The lines to be set down run from the line containing "What text is on this page?" through the final line of the data below; print them exactly and print nothing else.

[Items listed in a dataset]
● ● ● ● ●

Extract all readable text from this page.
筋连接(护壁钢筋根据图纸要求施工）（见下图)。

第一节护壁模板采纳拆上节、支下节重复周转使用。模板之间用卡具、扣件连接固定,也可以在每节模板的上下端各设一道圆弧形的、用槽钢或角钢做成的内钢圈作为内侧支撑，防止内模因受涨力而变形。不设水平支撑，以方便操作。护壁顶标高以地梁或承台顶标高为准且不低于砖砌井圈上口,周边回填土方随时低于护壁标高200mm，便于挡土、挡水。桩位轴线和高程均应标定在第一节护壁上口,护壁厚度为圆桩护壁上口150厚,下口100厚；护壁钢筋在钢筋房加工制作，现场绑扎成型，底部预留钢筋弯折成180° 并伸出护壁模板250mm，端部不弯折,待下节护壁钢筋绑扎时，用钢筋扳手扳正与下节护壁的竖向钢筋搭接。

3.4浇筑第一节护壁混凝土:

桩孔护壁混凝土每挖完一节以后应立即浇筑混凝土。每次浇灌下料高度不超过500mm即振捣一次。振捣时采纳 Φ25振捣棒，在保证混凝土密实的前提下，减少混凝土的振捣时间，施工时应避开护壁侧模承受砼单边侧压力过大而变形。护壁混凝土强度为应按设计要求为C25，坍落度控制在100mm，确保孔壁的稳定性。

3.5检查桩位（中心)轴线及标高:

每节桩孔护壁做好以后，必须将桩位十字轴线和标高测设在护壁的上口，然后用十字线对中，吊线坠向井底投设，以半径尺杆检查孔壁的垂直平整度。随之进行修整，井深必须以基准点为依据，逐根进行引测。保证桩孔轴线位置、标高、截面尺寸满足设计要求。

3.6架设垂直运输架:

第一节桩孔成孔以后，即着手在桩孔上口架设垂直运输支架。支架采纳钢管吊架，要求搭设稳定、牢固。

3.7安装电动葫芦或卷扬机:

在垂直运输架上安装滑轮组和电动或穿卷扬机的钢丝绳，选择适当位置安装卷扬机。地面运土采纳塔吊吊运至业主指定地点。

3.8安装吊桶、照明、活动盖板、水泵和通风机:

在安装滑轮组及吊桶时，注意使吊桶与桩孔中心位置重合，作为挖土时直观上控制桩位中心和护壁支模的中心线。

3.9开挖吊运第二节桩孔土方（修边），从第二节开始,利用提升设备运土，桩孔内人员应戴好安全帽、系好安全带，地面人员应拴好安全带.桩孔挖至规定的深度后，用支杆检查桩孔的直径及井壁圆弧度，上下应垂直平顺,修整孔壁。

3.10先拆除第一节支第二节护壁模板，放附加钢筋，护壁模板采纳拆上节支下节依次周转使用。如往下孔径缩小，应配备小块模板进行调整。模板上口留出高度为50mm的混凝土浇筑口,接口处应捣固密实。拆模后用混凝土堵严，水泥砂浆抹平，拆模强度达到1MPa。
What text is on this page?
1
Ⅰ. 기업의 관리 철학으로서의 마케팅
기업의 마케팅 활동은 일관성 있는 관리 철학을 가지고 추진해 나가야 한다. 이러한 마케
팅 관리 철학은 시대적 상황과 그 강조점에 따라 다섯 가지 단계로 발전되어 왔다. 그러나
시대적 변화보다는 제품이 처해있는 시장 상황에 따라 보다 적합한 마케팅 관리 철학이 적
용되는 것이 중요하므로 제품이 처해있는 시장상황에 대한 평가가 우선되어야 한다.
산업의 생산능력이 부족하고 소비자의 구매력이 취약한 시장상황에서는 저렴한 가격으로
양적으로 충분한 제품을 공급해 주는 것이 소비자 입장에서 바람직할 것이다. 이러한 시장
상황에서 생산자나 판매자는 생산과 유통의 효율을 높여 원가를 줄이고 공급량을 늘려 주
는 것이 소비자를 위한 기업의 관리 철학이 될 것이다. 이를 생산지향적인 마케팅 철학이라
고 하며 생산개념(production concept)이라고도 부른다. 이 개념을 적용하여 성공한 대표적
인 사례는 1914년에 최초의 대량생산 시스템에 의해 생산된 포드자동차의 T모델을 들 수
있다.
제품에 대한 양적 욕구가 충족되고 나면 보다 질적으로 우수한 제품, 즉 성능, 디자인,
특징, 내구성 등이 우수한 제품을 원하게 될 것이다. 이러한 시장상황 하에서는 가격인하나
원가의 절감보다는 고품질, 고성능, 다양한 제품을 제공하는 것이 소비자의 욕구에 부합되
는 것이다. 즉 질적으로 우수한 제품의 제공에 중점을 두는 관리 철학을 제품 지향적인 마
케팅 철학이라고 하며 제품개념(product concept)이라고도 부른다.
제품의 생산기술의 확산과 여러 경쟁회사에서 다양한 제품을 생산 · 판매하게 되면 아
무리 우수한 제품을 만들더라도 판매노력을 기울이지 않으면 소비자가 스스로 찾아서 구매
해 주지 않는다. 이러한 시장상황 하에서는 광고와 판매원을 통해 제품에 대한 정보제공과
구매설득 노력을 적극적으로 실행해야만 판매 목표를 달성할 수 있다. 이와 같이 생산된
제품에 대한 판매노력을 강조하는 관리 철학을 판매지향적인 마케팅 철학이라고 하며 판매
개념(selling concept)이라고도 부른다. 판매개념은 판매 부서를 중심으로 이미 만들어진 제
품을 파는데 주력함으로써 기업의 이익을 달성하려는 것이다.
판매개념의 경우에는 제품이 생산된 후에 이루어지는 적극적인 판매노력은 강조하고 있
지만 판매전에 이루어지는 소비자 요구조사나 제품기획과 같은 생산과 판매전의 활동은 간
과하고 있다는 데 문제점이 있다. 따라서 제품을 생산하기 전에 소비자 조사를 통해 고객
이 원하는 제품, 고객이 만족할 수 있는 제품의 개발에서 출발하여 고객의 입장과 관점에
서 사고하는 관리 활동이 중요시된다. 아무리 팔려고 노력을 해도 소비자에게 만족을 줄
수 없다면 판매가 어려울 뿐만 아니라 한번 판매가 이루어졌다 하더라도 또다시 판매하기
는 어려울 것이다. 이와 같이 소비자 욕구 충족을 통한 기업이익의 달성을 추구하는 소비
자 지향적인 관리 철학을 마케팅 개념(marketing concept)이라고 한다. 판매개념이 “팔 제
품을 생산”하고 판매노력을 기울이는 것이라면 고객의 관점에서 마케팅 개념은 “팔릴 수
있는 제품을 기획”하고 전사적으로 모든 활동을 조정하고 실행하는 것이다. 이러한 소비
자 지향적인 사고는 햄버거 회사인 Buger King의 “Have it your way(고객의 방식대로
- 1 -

● ● ● ● ●

#### [Solution for this task]
What text is on this page?
1
Ⅰ. 기업의 관리 철학으로서의 마케팅
기업의 마케팅 활동은 일관성 있는 관리 철학을 가지고 추진해 나가야 한다. 이러한 마케
팅 관리 철학은 시대적 상황과 그 강조점에 따라 다섯 가지 단계로 발전되어 왔다. 그러나
시대적 변화보다는 제품이 처해있는 시장 상황에 따라 보다 적합한 마케팅 관리 철학이 적
용되는 것이 중요하므로 제품이 처해있는 시장상황에 대한 평가가 우선되어야 한다.
산업의 생산능력이 부족하고 소비자의 구매력이 취약한 시장상황에서는 저렴한 가격으로
양적으로 충분한 제품을 공급해 주는 것이 소비자 입장에서 바람직할 것이다. 이러한 시장
상황에서 생산자나 판매자는 생산과 유통의 효율을 높여 원가를 줄이고 공급량을 늘려 주
는 것이 소비자를 위한 기업의 관리 철학이 될 것이다. 이를 생산지향적인 마케팅 철학이라
고 하며 생산개념(production concept)이라고도 부른다. 이 개념을 적용하여 성공한 대표적
인 사례는 1914년에 최초의 대량생산 시스템에 의해 생산된 포드자동차의 T모델을 들 수
있다.
제품에 대한 양적 욕구가 충족되고 나면 보다 질적으로 우수한 제품, 즉 성능, 디자인,
특징, 내구성 등이 우수한 제품을 원하게 될 것이다. 이러한 시장상황 하에서는 가격인하나
원가의 절감보다는 고품질, 고성능, 다양한 제품을 제공하는 것이 소비자의 욕구에 부합되
는 것이다. 즉 질적으로 우수한 제품의 제공에 중점을 두는 관리 철학을 제품 지향적인 마
케팅 철학이라고 하며 제품개념(product concept)이라고도 부른다.
제품의 생산기술의 확산과 여러 경쟁회사에서 다양한 제품을 생산 · 판매하게 되면 아
무리 우수한 제품을 만들더라도 판매노력을 기울이지 않으면 소비자가 스스로 찾아서 구매
해 주지 않는다. 이러한 시장상황 하에서는 광고와 판매원을 통해 제품에 대한 정보제공과
구매설득 노력을 적극적으로 실행해야만 판매 목표를 달성할 수 있다. 이와 같이 생산된
제품에 대한 판매노력을 강조하는 관리 철학을 판매지향적인 마케팅 철학이라고 하며 판매
개념(selling concept)이라고도 부른다. 판매개념은 판매 부서를 중심으로 이미 만들어진 제
품을 파는데 주력함으로써 기업의 이익을 달성하려는 것이다.
판매개념의 경우에는 제품이 생산된 후에 이루어지는 적극적인 판매노력은 강조하고 있
지만 판매전에 이루어지는 소비자 요구조사나 제품기획과 같은 생산과 판매전의 활동은 간
과하고 있다는 데 문제점이 있다. 따라서 제품을 생산하기 전에 소비자 조사를 통해 고객
이 원하는 제품, 고객이 만족할 수 있는 제품의 개발에서 출발하여 고객의 입장과 관점에
서 사고하는 관리 활동이 중요시된다. 아무리 팔려고 노력을 해도 소비자에게 만족을 줄
수 없다면 판매가 어려울 뿐만 아니라 한번 판매가 이루어졌다 하더라도 또다시 판매하기
는 어려울 것이다. 이와 같이 소비자 욕구 충족을 통한 기업이익의 달성을 추구하는 소비
자 지향적인 관리 철학을 마케팅 개념(marketing concept)이라고 한다. 판매개념이 “팔 제
품을 생산”하고 판매노력을 기울이는 것이라면 고객의 관점에서 마케팅 개념은 “팔릴 수
있는 제품을 기획”하고 전사적으로 모든 활동을 조정하고 실행하는 것이다. 이러한 소비
자 지향적인 사고는 햄버거 회사인 Buger King의 “Have it your way(고객의 방식대로
- 1 -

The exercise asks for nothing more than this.